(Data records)
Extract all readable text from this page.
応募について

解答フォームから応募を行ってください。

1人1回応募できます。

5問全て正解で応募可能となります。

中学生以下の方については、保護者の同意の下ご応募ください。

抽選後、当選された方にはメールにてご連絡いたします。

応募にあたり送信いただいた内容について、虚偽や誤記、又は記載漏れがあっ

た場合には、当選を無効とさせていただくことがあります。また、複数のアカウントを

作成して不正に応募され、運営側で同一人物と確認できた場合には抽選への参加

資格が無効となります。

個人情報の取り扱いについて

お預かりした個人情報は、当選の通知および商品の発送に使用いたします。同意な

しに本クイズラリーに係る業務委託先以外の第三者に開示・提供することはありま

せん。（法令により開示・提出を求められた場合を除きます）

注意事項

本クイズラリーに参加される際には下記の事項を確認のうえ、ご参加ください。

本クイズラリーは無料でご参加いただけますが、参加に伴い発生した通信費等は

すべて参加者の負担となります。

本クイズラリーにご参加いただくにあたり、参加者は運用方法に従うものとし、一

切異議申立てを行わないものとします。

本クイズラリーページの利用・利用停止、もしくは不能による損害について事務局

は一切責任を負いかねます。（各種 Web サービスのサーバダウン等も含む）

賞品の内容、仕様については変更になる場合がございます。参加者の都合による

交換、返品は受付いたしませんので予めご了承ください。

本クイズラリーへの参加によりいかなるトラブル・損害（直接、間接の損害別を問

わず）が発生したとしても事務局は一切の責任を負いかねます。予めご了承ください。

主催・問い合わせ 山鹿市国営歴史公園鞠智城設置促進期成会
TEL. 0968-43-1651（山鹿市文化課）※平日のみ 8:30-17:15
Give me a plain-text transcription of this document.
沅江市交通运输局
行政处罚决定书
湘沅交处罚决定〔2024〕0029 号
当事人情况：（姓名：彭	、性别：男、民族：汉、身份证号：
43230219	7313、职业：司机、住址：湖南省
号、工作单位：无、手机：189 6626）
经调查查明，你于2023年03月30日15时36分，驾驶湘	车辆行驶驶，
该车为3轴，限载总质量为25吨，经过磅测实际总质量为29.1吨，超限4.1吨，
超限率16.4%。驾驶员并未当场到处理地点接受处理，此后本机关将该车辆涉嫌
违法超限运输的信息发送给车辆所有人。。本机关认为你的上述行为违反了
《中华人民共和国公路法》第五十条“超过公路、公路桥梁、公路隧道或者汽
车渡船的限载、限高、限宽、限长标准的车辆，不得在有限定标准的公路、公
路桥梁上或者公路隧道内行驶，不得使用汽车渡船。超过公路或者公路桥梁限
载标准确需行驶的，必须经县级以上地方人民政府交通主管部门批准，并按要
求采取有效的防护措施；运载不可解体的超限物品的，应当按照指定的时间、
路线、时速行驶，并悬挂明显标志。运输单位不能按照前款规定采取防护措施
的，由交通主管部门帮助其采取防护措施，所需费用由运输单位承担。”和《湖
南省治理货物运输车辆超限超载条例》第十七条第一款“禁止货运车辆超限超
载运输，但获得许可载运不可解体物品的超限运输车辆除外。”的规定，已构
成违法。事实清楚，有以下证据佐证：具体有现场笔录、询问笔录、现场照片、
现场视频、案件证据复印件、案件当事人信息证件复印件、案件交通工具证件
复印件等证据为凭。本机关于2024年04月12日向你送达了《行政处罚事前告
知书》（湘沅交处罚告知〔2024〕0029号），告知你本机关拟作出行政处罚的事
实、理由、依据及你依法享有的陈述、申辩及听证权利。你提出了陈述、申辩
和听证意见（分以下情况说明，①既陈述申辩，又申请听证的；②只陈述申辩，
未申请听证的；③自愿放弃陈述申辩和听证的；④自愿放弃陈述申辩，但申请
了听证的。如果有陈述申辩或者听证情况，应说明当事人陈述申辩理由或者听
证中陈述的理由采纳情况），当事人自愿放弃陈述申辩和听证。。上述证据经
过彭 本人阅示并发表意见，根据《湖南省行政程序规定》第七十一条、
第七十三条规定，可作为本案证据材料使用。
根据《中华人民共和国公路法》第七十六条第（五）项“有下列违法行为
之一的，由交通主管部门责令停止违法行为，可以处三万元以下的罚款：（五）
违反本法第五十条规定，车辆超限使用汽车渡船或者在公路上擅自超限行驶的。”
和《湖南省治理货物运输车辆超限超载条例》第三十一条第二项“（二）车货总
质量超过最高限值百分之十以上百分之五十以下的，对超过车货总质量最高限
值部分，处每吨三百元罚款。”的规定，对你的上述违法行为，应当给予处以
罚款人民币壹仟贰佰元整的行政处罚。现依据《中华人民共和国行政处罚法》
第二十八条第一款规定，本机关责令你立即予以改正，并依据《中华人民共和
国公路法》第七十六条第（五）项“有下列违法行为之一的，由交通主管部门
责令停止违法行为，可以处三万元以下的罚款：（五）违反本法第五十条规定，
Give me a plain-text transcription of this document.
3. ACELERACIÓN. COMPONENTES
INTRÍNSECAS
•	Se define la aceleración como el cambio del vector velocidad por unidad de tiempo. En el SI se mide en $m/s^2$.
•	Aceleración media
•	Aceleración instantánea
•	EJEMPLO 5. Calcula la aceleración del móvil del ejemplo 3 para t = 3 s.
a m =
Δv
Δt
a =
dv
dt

◆ JOB:
Repeat the entries shown above, every one, word for word.

◆ RIGHT ANSWER:
Extract all readable text from this page.
応募について

解答フォームから応募を行ってください。

1人1回応募できます。

5問全て正解で応募可能となります。

中学生以下の方については、保護者の同意の下ご応募ください。

抽選後、当選された方にはメールにてご連絡いたします。

応募にあたり送信いただいた内容について、虚偽や誤記、又は記載漏れがあっ

た場合には、当選を無効とさせていただくことがあります。また、複数のアカウントを

作成して不正に応募され、運営側で同一人物と確認できた場合には抽選への参加

資格が無効となります。

個人情報の取り扱いについて

お預かりした個人情報は、当選の通知および商品の発送に使用いたします。同意な

しに本クイズラリーに係る業務委託先以外の第三者に開示・提供することはありま

せん。（法令により開示・提出を求められた場合を除きます）

注意事項

本クイズラリーに参加される際には下記の事項を確認のうえ、ご参加ください。

本クイズラリーは無料でご参加いただけますが、参加に伴い発生した通信費等は

すべて参加者の負担となります。

本クイズラリーにご参加いただくにあたり、参加者は運用方法に従うものとし、一

切異議申立てを行わないものとします。

本クイズラリーページの利用・利用停止、もしくは不能による損害について事務局

は一切責任を負いかねます。（各種 Web サービスのサーバダウン等も含む）

賞品の内容、仕様については変更になる場合がございます。参加者の都合による

交換、返品は受付いたしませんので予めご了承ください。

本クイズラリーへの参加によりいかなるトラブル・損害（直接、間接の損害別を問

わず）が発生したとしても事務局は一切の責任を負いかねます。予めご了承ください。

主催・問い合わせ 山鹿市国営歴史公園鞠智城設置促進期成会
TEL. 0968-43-1651（山鹿市文化課）※平日のみ 8:30-17:15
Give me a plain-text transcription of this document.
沅江市交通运输局
行政处罚决定书
湘沅交处罚决定〔2024〕0029 号
当事人情况：（姓名：彭	、性别：男、民族：汉、身份证号：
43230219	7313、职业：司机、住址：湖南省
号、工作单位：无、手机：189 6626）
经调查查明，你于2023年03月30日15时36分，驾驶湘	车辆行驶驶，
该车为3轴，限载总质量为25吨，经过磅测实际总质量为29.1吨，超限4.1吨，
超限率16.4%。驾驶员并未当场到处理地点接受处理，此后本机关将该车辆涉嫌
违法超限运输的信息发送给车辆所有人。。本机关认为你的上述行为违反了
《中华人民共和国公路法》第五十条“超过公路、公路桥梁、公路隧道或者汽
车渡船的限载、限高、限宽、限长标准的车辆，不得在有限定标准的公路、公
路桥梁上或者公路隧道内行驶，不得使用汽车渡船。超过公路或者公路桥梁限
载标准确需行驶的，必须经县级以上地方人民政府交通主管部门批准，并按要
求采取有效的防护措施；运载不可解体的超限物品的，应当按照指定的时间、
路线、时速行驶，并悬挂明显标志。运输单位不能按照前款规定采取防护措施
的，由交通主管部门帮助其采取防护措施，所需费用由运输单位承担。”和《湖
南省治理货物运输车辆超限超载条例》第十七条第一款“禁止货运车辆超限超
载运输，但获得许可载运不可解体物品的超限运输车辆除外。”的规定，已构
成违法。事实清楚，有以下证据佐证：具体有现场笔录、询问笔录、现场照片、
现场视频、案件证据复印件、案件当事人信息证件复印件、案件交通工具证件
复印件等证据为凭。本机关于2024年04月12日向你送达了《行政处罚事前告
知书》（湘沅交处罚告知〔2024〕0029号），告知你本机关拟作出行政处罚的事
实、理由、依据及你依法享有的陈述、申辩及听证权利。你提出了陈述、申辩
和听证意见（分以下情况说明，①既陈述申辩，又申请听证的；②只陈述申辩，
未申请听证的；③自愿放弃陈述申辩和听证的；④自愿放弃陈述申辩，但申请
了听证的。如果有陈述申辩或者听证情况，应说明当事人陈述申辩理由或者听
证中陈述的理由采纳情况），当事人自愿放弃陈述申辩和听证。。上述证据经
过彭 本人阅示并发表意见，根据《湖南省行政程序规定》第七十一条、
第七十三条规定，可作为本案证据材料使用。
根据《中华人民共和国公路法》第七十六条第（五）项“有下列违法行为
之一的，由交通主管部门责令停止违法行为，可以处三万元以下的罚款：（五）
违反本法第五十条规定，车辆超限使用汽车渡船或者在公路上擅自超限行驶的。”
和《湖南省治理货物运输车辆超限超载条例》第三十一条第二项“（二）车货总
质量超过最高限值百分之十以上百分之五十以下的，对超过车货总质量最高限
值部分，处每吨三百元罚款。”的规定，对你的上述违法行为，应当给予处以
罚款人民币壹仟贰佰元整的行政处罚。现依据《中华人民共和国行政处罚法》
第二十八条第一款规定，本机关责令你立即予以改正，并依据《中华人民共和
国公路法》第七十六条第（五）项“有下列违法行为之一的，由交通主管部门
责令停止违法行为，可以处三万元以下的罚款：（五）违反本法第五十条规定，
Give me a plain-text transcription of this document.
3. ACELERACIÓN. COMPONENTES
INTRÍNSECAS
•	Se define la aceleración como el cambio del vector velocidad por unidad de tiempo. En el SI se mide en $m/s^2$.
•	Aceleración media
•	Aceleración instantánea
•	EJEMPLO 5. Calcula la aceleración del móvil del ejemplo 3 para t = 3 s.
a m =
Δv
Δt
a =
dv
dt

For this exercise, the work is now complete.